---------- RECORDS SHOWN

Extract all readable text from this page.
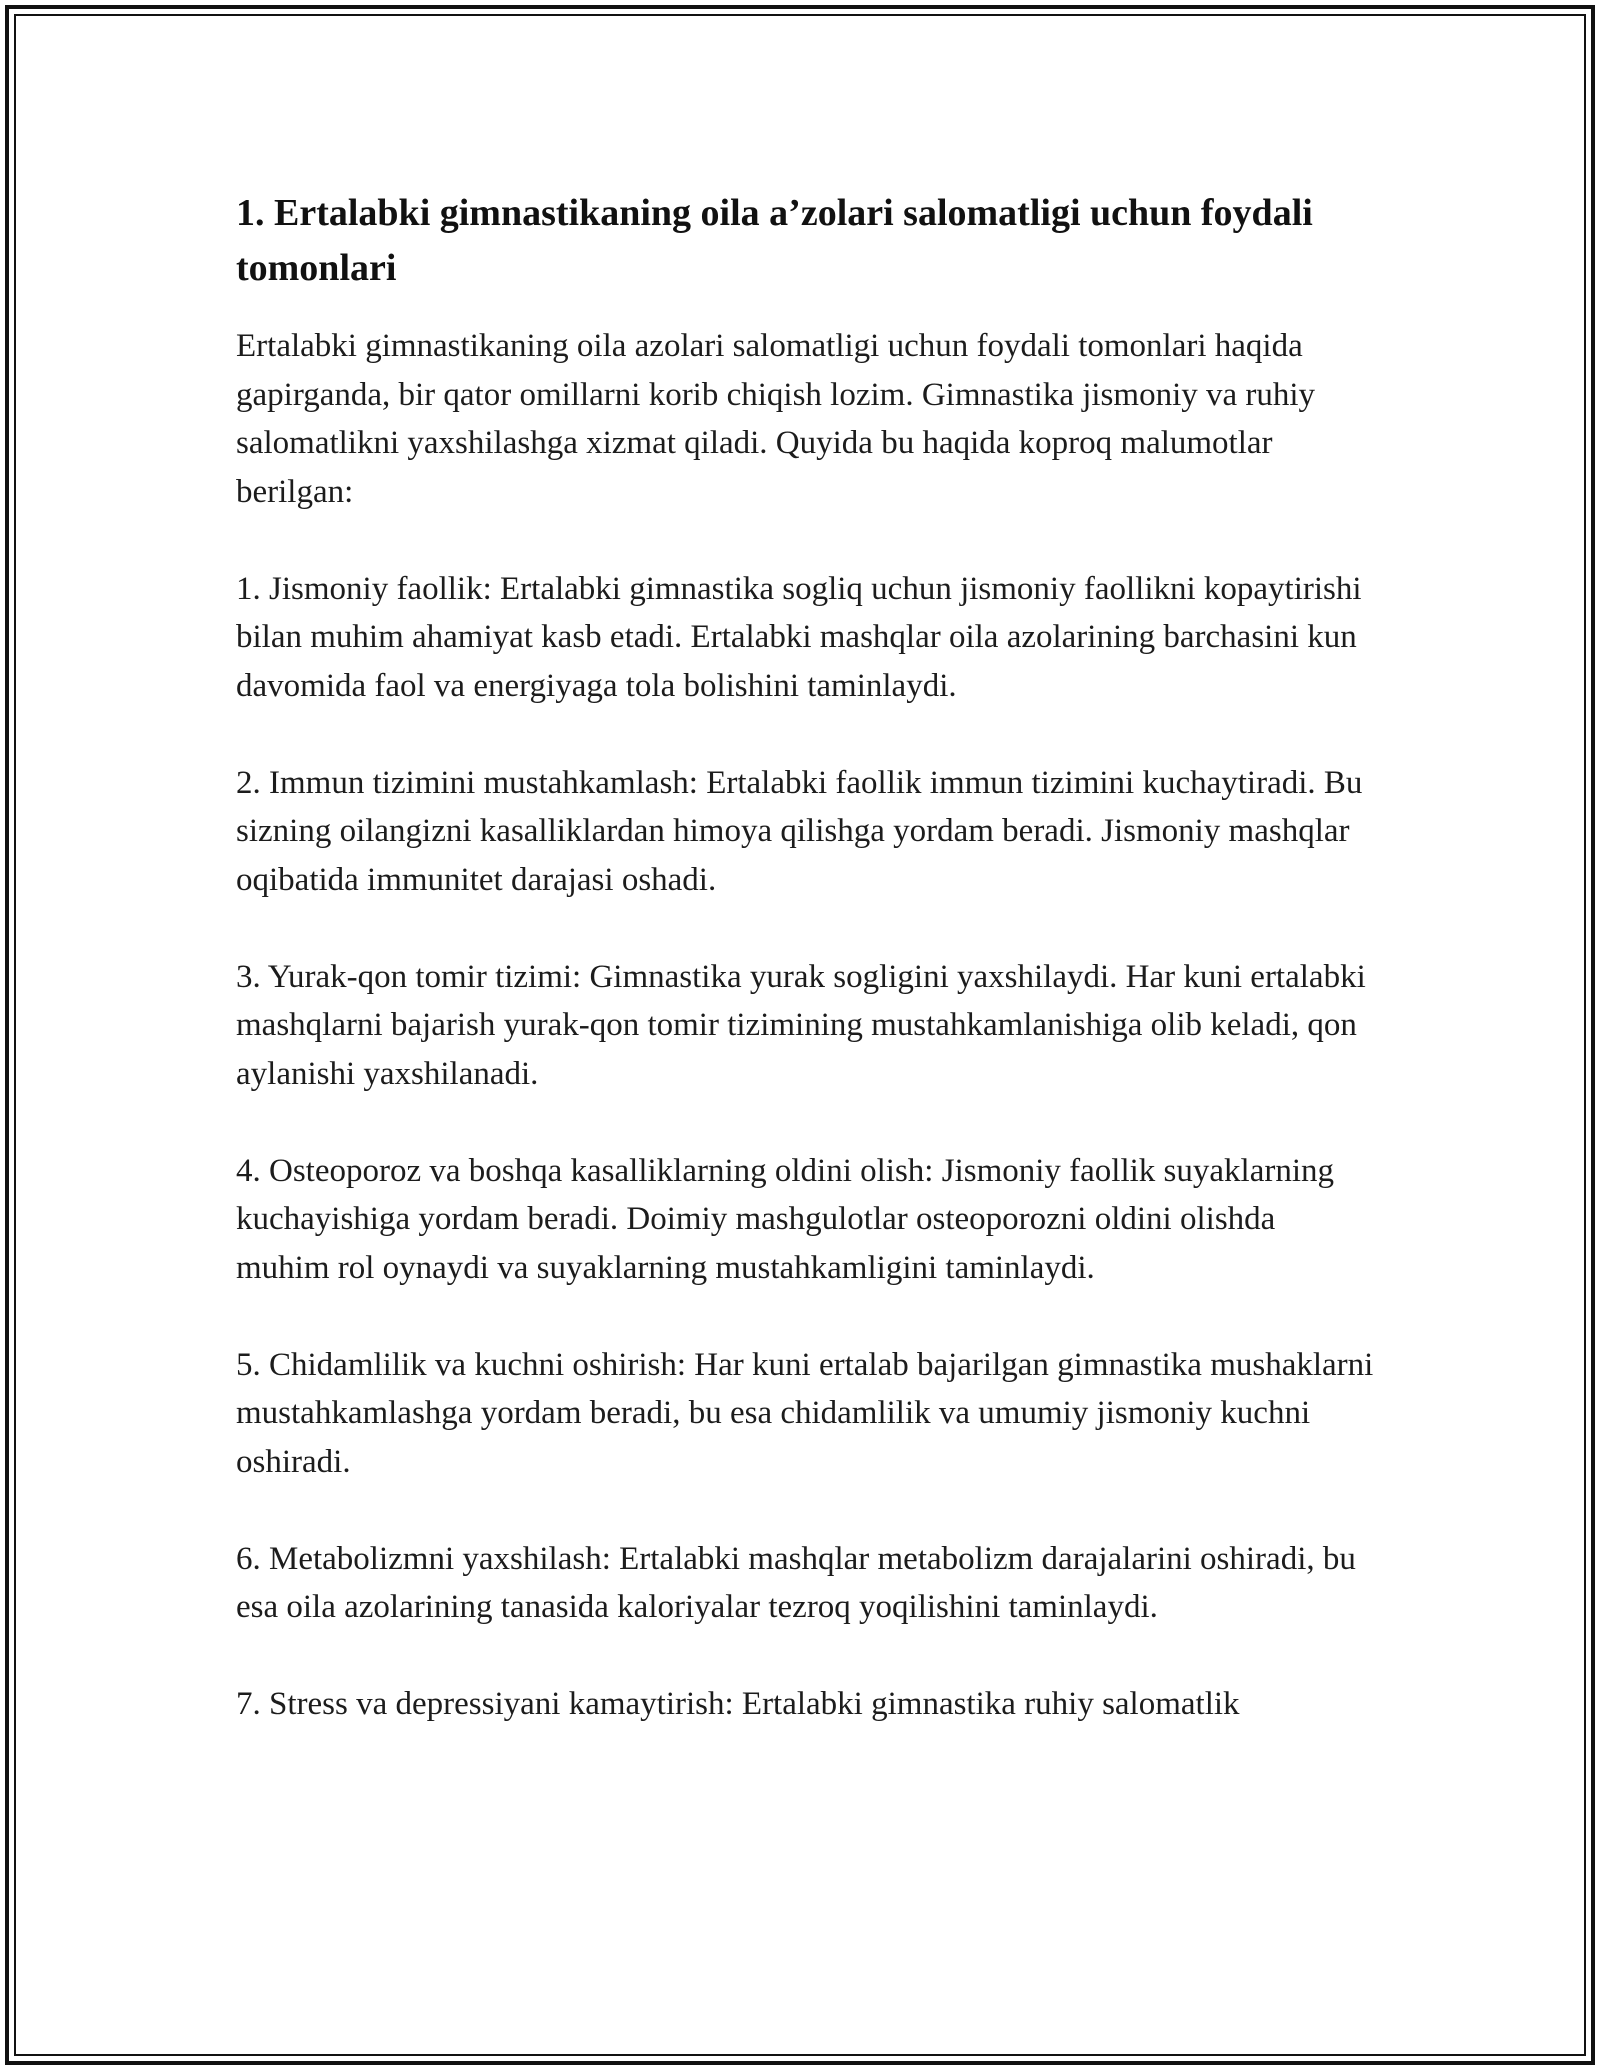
1. Ertalabki gimnastikaning oila a’zolari salomatligi uchun foydali tomonlari

Ertalabki gimnastikaning oila azolari salomatligi uchun foydali tomonlari haqida gapirganda, bir qator omillarni korib chiqish lozim. Gimnastika jismoniy va ruhiy salomatlikni yaxshilashga xizmat qiladi. Quyida bu haqida koproq malumotlar berilgan:

1. Jismoniy faollik: Ertalabki gimnastika sogliq uchun jismoniy faollikni kopaytirishi bilan muhim ahamiyat kasb etadi. Ertalabki mashqlar oila azolarining barchasini kun davomida faol va energiyaga tola bolishini taminlaydi.

2. Immun tizimini mustahkamlash: Ertalabki faollik immun tizimini kuchaytiradi. Bu sizning oilangizni kasalliklardan himoya qilishga yordam beradi. Jismoniy mashqlar oqibatida immunitet darajasi oshadi.

3. Yurak-qon tomir tizimi: Gimnastika yurak sogligini yaxshilaydi. Har kuni ertalabki mashqlarni bajarish yurak-qon tomir tizimining mustahkamlanishiga olib keladi, qon aylanishi yaxshilanadi.

4. Osteoporoz va boshqa kasalliklarning oldini olish: Jismoniy faollik suyaklarning kuchayishiga yordam beradi. Doimiy mashgulotlar osteoporozni oldini olishda muhim rol oynaydi va suyaklarning mustahkamligini taminlaydi.

5. Chidamlilik va kuchni oshirish: Har kuni ertalab bajarilgan gimnastika mushaklarni mustahkamlashga yordam beradi, bu esa chidamlilik va umumiy jismoniy kuchni oshiradi.

6. Metabolizmni yaxshilash: Ertalabki mashqlar metabolizm darajalarini oshiradi, bu esa oila azolarining tanasida kaloriyalar tezroq yoqilishini taminlaydi.

7. Stress va depressiyani kamaytirish: Ertalabki gimnastika ruhiy salomatlik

--------------------

» WRITTEN INSTRUCTION:
In your copy, repeat each record exactly and include no pictures.

» OUTPUT FOR THIS TASK:
Extract all readable text from this page.
1. Ertalabki gimnastikaning oila a’zolari salomatligi uchun foydali tomonlari

Ertalabki gimnastikaning oila azolari salomatligi uchun foydali tomonlari haqida gapirganda, bir qator omillarni korib chiqish lozim. Gimnastika jismoniy va ruhiy salomatlikni yaxshilashga xizmat qiladi. Quyida bu haqida koproq malumotlar berilgan:

1. Jismoniy faollik: Ertalabki gimnastika sogliq uchun jismoniy faollikni kopaytirishi bilan muhim ahamiyat kasb etadi. Ertalabki mashqlar oila azolarining barchasini kun davomida faol va energiyaga tola bolishini taminlaydi.

2. Immun tizimini mustahkamlash: Ertalabki faollik immun tizimini kuchaytiradi. Bu sizning oilangizni kasalliklardan himoya qilishga yordam beradi. Jismoniy mashqlar oqibatida immunitet darajasi oshadi.

3. Yurak-qon tomir tizimi: Gimnastika yurak sogligini yaxshilaydi. Har kuni ertalabki mashqlarni bajarish yurak-qon tomir tizimining mustahkamlanishiga olib keladi, qon aylanishi yaxshilanadi.

4. Osteoporoz va boshqa kasalliklarning oldini olish: Jismoniy faollik suyaklarning kuchayishiga yordam beradi. Doimiy mashgulotlar osteoporozni oldini olishda muhim rol oynaydi va suyaklarning mustahkamligini taminlaydi.

5. Chidamlilik va kuchni oshirish: Har kuni ertalab bajarilgan gimnastika mushaklarni mustahkamlashga yordam beradi, bu esa chidamlilik va umumiy jismoniy kuchni oshiradi.

6. Metabolizmni yaxshilash: Ertalabki mashqlar metabolizm darajalarini oshiradi, bu esa oila azolarining tanasida kaloriyalar tezroq yoqilishini taminlaydi.

7. Stress va depressiyani kamaytirish: Ertalabki gimnastika ruhiy salomatlik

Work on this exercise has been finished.